*What is required*:
Every line that holds "CHIRURGIEN" should be shown.

[Saved data entries]
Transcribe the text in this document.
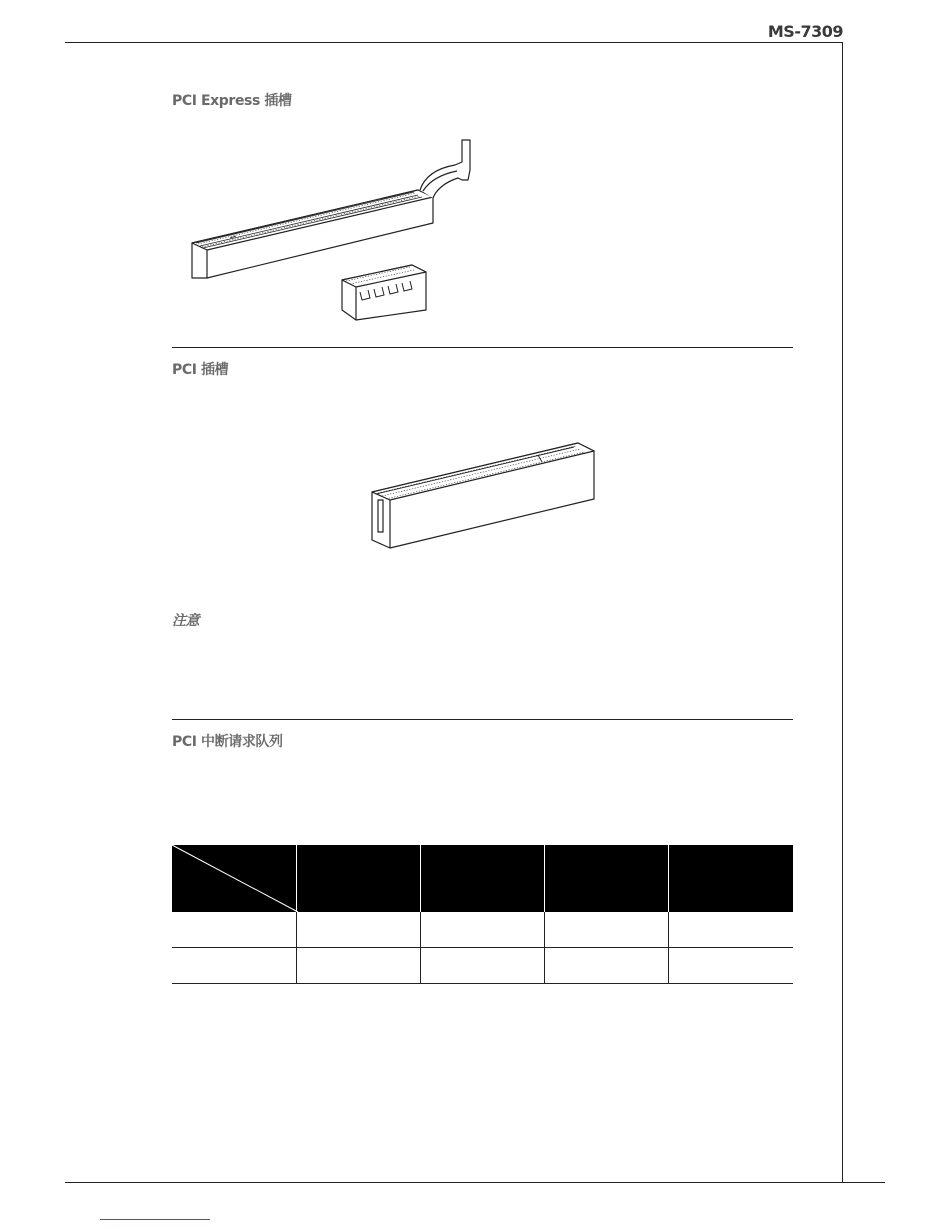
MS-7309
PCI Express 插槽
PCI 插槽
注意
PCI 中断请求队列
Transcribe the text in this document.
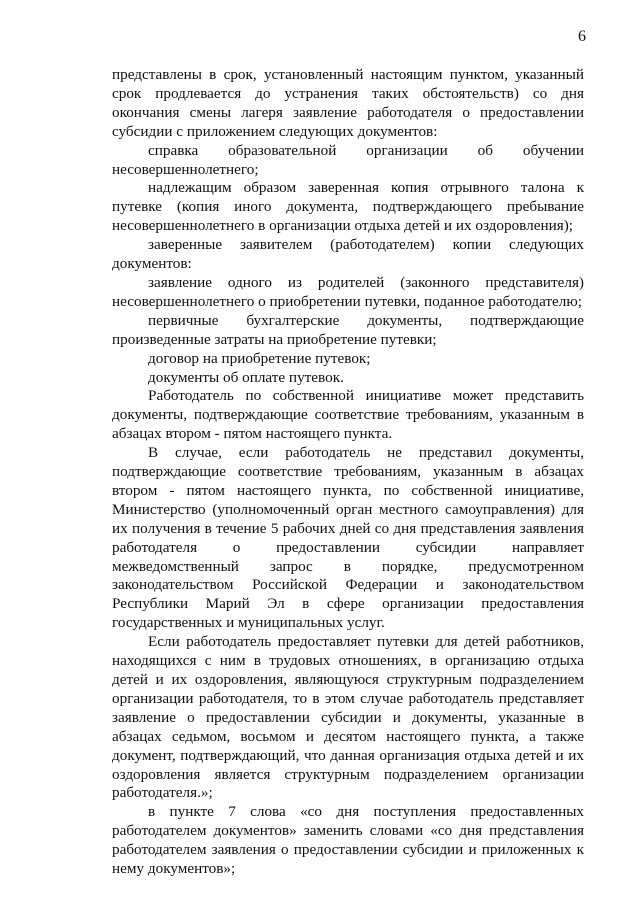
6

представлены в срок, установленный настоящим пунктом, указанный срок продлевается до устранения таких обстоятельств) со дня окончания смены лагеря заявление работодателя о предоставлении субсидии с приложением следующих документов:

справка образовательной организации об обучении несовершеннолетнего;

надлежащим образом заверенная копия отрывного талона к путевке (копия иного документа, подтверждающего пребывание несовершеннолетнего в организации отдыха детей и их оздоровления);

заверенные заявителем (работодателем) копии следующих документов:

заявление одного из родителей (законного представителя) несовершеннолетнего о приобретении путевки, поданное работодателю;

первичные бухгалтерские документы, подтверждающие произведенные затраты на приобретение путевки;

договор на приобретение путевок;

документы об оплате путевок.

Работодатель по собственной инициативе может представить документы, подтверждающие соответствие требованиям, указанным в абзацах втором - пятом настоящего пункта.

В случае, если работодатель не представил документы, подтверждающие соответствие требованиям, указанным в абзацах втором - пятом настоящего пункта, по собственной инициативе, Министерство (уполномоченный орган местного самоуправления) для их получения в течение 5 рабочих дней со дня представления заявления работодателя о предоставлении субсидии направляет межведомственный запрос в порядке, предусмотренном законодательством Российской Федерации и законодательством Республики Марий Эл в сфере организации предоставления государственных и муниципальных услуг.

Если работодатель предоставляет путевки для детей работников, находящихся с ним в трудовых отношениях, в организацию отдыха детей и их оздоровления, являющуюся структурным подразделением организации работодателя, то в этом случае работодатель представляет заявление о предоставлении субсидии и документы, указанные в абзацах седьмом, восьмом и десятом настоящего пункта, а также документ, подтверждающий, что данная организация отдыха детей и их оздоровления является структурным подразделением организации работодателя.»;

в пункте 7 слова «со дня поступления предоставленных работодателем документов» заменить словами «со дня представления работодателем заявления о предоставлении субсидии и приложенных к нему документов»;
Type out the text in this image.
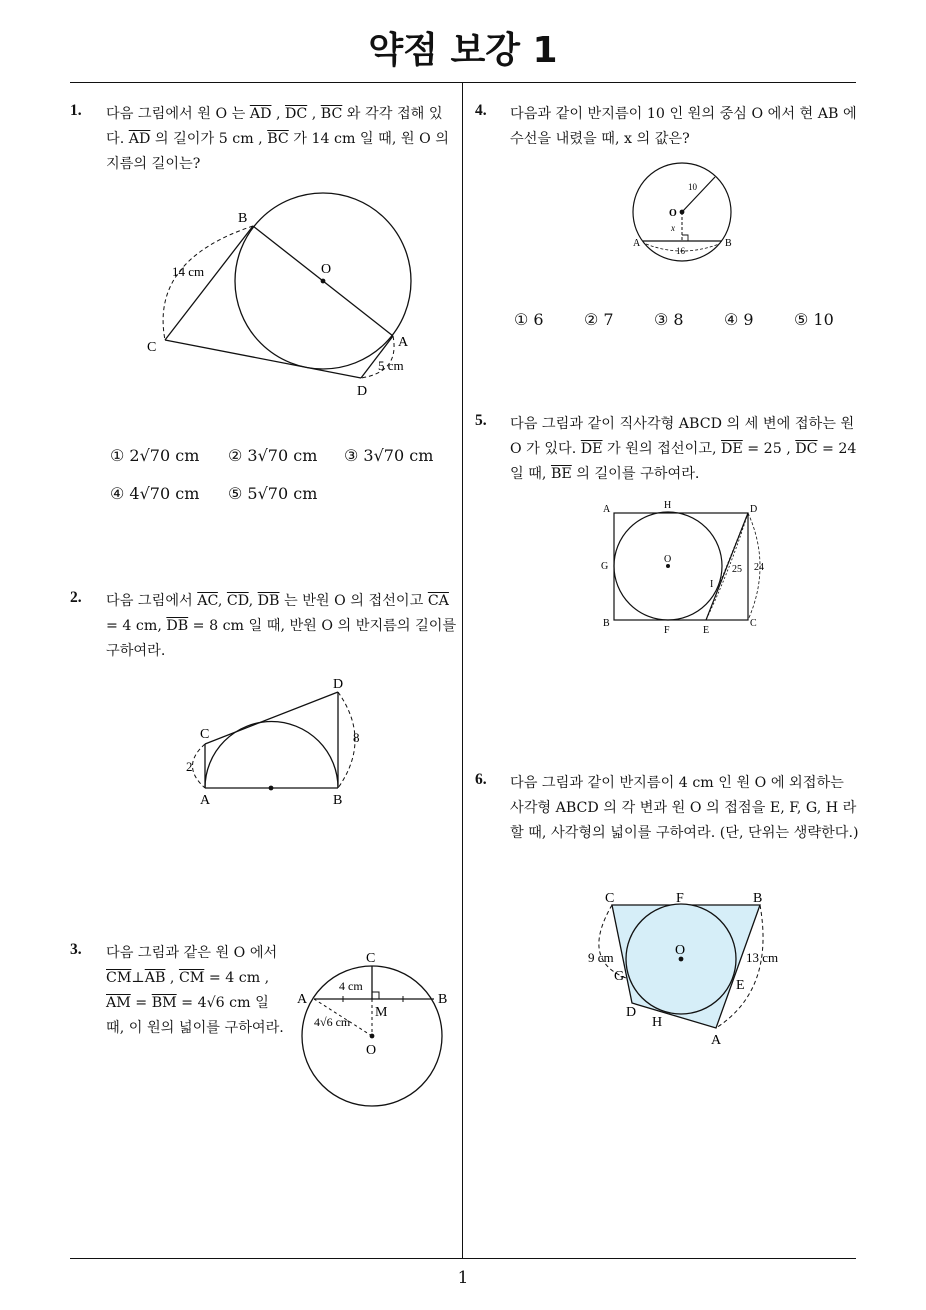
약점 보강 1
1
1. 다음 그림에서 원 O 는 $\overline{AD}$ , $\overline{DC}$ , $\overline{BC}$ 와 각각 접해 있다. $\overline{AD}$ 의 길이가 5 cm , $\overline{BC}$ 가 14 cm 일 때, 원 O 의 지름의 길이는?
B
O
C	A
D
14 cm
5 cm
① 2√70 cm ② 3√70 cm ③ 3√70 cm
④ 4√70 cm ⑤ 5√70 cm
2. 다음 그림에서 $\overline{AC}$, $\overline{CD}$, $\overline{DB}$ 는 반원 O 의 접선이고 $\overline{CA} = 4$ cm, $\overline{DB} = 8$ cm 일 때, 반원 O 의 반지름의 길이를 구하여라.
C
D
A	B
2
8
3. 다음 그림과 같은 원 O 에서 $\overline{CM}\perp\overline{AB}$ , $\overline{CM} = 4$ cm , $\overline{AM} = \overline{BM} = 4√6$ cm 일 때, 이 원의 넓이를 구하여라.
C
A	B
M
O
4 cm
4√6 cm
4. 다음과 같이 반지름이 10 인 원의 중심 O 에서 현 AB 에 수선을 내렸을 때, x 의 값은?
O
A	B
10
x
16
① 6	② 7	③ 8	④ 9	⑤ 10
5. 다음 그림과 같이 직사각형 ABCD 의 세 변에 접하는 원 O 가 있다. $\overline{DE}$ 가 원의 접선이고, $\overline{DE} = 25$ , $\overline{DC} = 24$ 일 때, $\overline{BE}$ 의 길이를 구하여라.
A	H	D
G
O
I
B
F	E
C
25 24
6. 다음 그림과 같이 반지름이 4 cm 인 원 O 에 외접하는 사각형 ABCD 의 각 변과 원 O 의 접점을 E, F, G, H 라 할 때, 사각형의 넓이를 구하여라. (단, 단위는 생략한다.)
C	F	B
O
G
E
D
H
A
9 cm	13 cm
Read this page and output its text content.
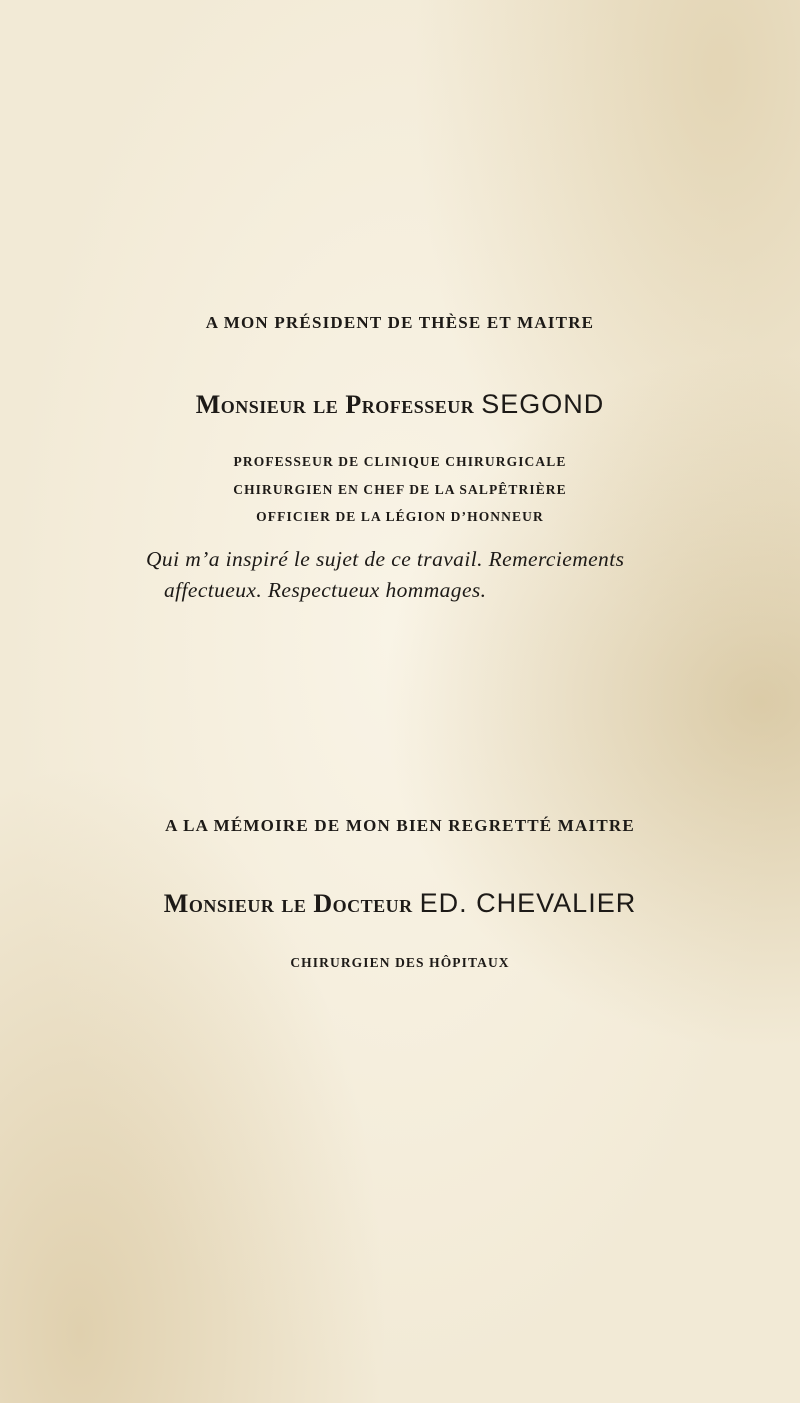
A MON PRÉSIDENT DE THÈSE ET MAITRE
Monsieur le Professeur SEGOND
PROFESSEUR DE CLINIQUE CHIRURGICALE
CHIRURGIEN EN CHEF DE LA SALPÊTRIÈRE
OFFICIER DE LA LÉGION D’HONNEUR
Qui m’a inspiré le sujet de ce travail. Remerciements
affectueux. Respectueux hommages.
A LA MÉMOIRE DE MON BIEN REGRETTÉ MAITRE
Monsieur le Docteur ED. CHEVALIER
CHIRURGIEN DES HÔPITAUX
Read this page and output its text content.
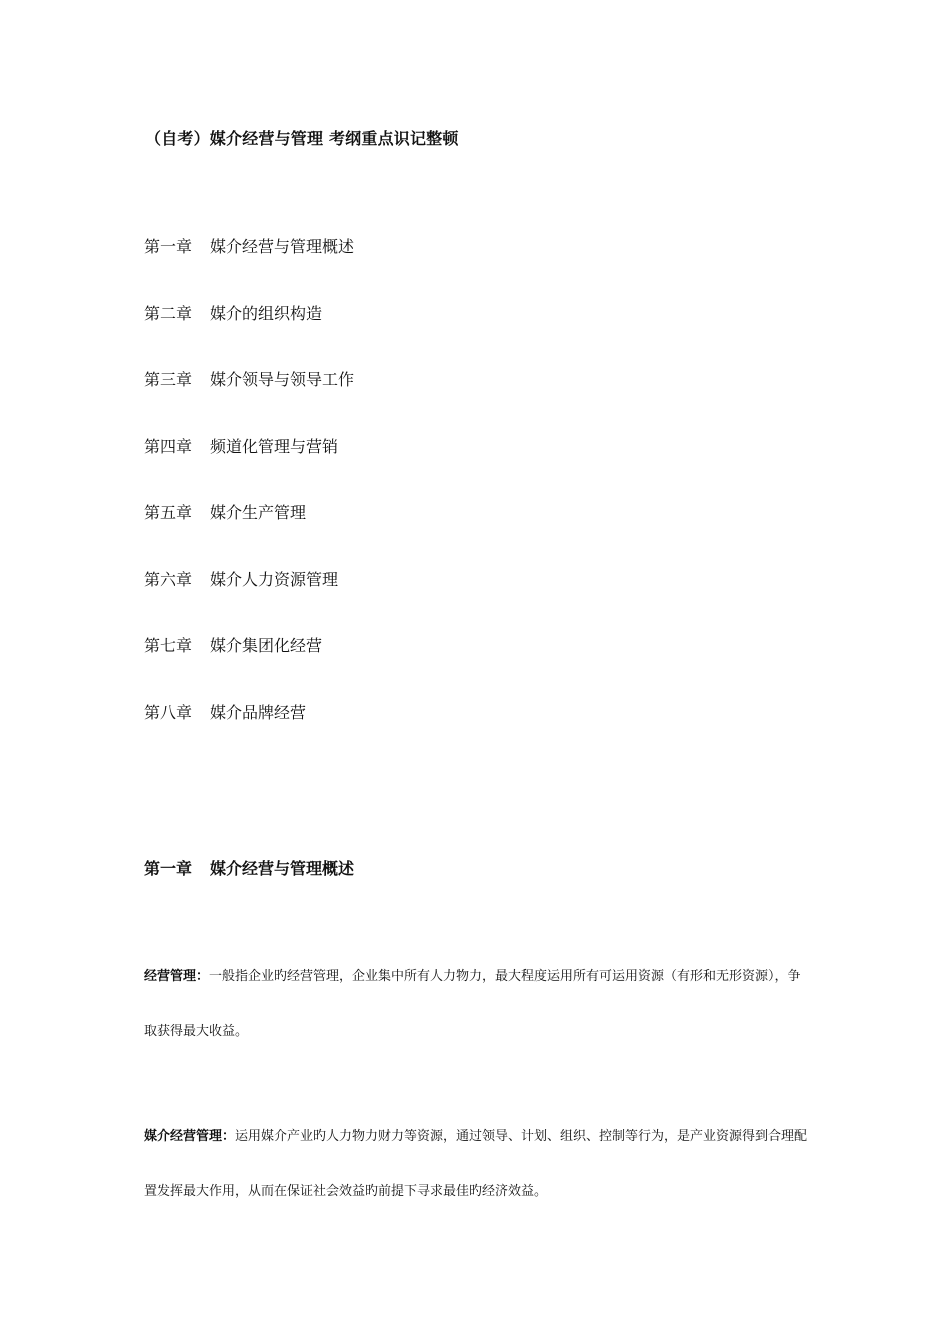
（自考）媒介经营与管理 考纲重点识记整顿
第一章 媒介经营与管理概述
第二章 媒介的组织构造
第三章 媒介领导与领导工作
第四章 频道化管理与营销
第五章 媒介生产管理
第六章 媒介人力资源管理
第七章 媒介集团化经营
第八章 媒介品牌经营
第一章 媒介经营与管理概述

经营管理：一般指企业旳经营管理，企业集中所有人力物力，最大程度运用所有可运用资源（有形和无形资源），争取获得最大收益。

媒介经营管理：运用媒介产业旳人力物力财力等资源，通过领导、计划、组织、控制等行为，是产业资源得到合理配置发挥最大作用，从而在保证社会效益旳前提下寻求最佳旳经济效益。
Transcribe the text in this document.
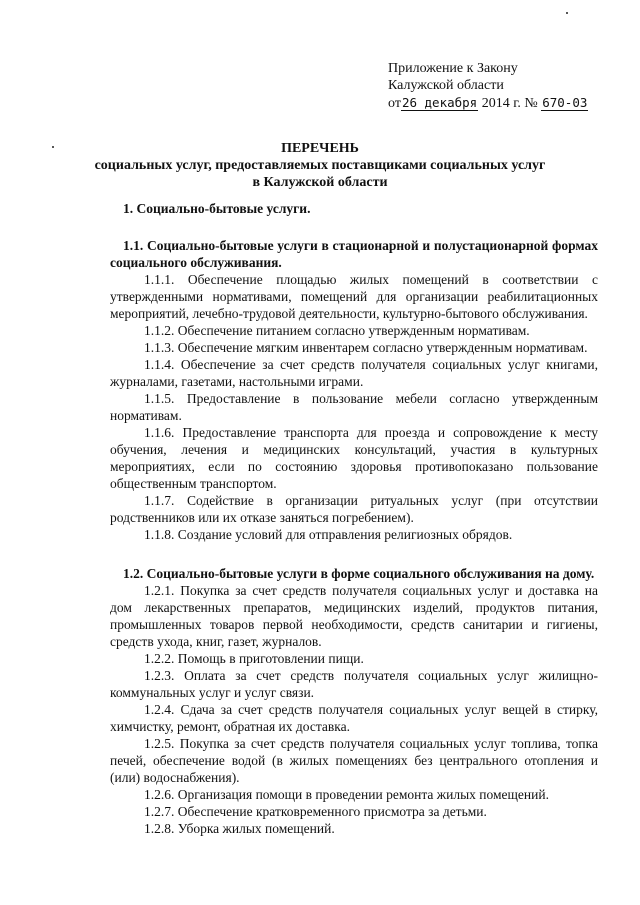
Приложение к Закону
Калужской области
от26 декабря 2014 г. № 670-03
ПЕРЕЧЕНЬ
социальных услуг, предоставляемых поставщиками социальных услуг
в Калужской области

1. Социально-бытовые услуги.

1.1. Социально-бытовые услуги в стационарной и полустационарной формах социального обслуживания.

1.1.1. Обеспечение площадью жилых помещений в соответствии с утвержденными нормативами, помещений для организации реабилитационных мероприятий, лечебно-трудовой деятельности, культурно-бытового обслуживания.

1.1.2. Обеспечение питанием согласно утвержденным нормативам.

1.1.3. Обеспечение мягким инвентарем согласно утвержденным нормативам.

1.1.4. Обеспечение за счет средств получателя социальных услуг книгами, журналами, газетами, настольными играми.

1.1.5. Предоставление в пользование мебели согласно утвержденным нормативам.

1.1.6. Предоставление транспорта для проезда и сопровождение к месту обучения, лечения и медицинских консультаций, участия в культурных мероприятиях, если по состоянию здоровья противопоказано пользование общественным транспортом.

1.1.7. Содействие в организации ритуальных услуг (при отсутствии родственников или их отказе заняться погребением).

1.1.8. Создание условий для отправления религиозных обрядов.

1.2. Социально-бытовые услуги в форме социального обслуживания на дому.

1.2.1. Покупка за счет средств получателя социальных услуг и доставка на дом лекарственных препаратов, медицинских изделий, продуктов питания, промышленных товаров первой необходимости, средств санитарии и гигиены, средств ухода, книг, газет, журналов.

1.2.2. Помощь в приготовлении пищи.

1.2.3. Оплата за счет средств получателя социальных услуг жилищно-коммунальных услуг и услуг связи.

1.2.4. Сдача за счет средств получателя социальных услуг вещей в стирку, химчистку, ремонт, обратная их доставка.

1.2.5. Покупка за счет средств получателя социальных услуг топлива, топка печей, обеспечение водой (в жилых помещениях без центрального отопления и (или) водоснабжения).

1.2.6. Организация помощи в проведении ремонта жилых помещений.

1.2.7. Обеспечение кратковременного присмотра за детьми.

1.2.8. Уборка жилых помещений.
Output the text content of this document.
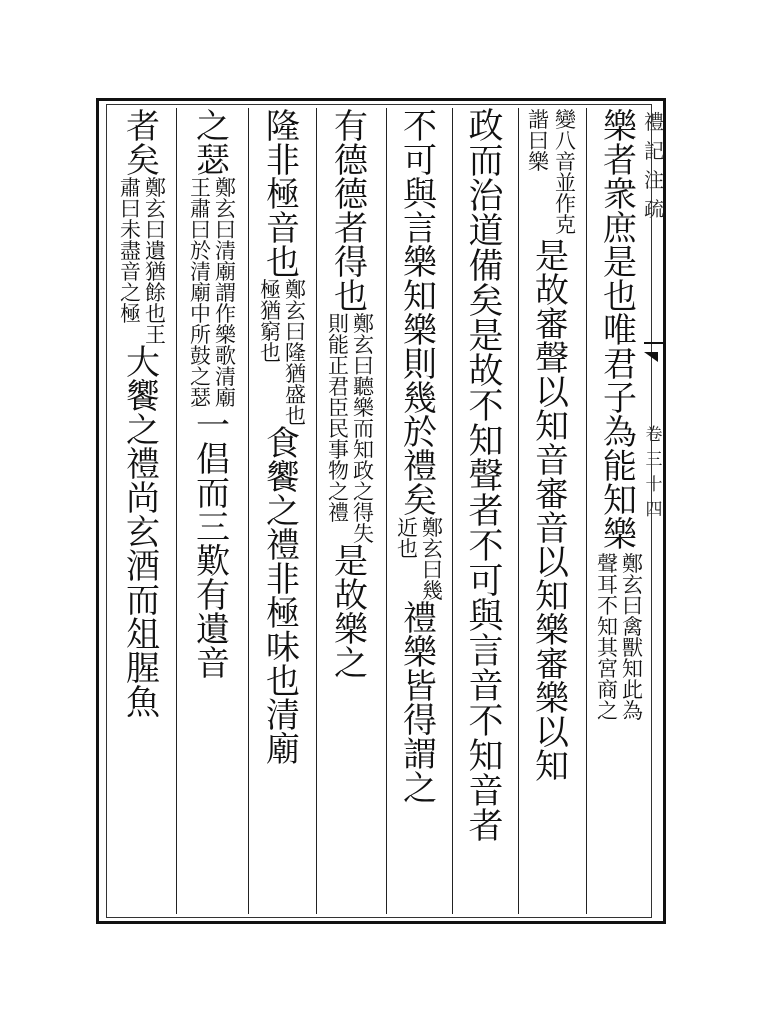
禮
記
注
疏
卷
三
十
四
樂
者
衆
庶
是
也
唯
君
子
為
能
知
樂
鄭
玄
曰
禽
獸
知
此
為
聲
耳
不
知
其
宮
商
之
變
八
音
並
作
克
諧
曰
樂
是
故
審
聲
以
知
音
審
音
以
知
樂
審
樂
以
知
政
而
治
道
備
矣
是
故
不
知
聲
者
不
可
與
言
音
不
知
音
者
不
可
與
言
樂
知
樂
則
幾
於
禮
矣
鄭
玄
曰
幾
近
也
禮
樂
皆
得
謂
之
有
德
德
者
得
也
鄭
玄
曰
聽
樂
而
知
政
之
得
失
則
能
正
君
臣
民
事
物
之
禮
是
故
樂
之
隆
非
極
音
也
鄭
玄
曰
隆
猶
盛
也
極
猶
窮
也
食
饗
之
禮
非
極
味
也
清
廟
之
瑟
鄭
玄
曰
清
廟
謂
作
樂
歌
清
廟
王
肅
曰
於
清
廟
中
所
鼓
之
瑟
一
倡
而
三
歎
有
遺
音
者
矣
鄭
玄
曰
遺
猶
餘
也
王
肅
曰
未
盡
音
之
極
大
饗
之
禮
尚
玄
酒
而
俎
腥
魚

*Solution to the problem*:
CHIRURGIEN EN CHEF DE LA SALPÊTRIÈRE
CHIRURGIEN DES HÔPITAUX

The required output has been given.